*Task description*.
For the data below, report only the number of lines containing the string "name".

*Records provided*.
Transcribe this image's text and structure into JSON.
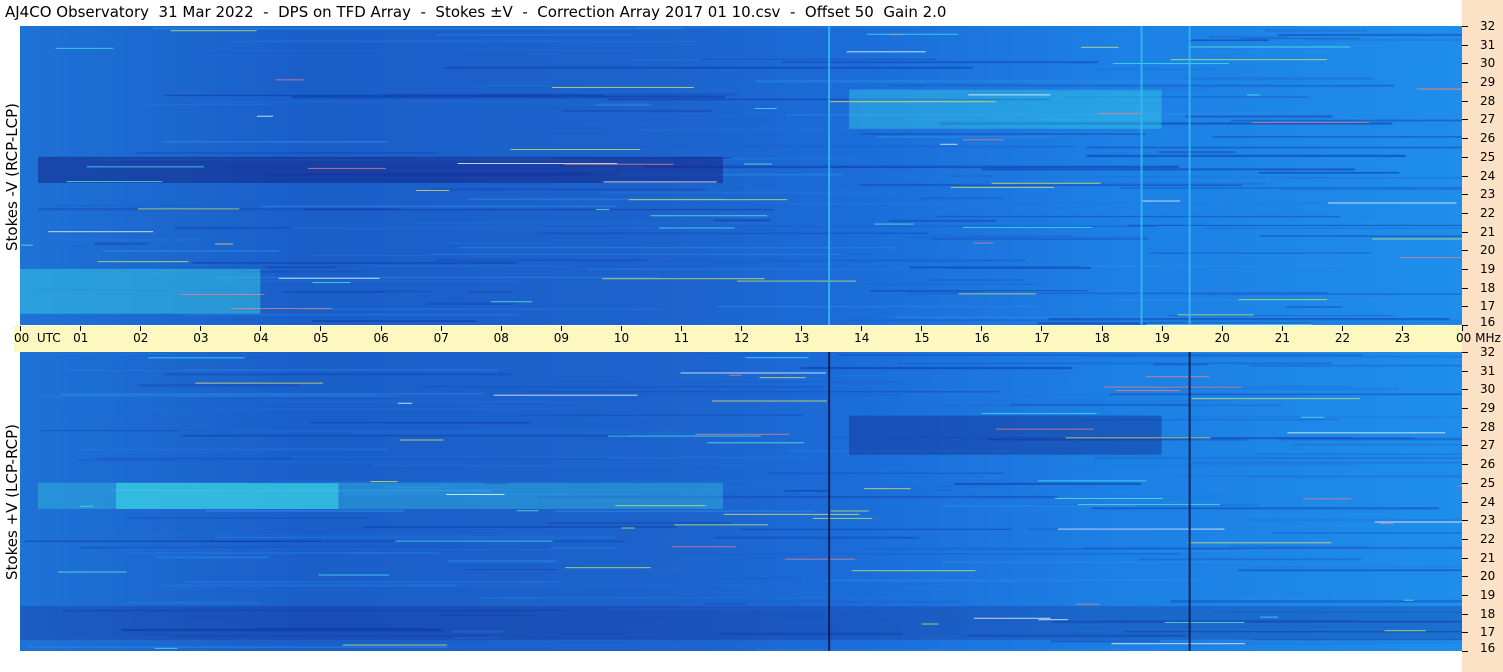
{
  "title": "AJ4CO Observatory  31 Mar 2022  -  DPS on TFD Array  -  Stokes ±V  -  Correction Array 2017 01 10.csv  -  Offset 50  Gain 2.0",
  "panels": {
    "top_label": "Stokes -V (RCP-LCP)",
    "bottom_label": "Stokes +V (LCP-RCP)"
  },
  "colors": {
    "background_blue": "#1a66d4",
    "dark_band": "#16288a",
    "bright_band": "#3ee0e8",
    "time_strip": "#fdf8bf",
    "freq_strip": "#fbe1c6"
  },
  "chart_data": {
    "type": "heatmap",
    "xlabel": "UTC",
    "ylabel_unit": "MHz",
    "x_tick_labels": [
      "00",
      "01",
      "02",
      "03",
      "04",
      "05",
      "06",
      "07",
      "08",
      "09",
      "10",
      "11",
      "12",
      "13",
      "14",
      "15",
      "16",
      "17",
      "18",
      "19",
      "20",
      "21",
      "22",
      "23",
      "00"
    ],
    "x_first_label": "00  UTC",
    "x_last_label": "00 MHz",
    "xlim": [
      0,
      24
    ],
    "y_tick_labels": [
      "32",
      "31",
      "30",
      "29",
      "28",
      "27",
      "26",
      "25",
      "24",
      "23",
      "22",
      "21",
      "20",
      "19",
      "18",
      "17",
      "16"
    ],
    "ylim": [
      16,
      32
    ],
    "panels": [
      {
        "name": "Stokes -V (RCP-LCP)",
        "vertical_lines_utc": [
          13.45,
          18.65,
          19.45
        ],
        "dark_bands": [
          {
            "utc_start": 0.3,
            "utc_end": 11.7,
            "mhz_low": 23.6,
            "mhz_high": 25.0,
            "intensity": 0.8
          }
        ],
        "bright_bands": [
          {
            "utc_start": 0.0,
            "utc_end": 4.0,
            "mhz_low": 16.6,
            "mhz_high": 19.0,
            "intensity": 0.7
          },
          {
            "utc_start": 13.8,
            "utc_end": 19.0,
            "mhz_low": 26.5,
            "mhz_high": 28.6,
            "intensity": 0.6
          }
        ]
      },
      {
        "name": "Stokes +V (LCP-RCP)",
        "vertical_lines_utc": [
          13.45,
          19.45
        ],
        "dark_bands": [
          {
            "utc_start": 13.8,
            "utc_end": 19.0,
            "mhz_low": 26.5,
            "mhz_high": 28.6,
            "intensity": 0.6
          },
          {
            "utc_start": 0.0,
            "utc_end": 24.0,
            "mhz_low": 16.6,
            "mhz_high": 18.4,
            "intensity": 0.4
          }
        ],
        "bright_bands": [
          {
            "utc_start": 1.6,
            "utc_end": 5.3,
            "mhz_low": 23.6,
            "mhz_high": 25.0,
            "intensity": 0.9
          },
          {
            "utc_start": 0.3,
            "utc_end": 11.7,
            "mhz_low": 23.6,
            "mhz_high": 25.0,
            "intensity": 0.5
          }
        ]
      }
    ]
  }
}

*Correct answer*.
2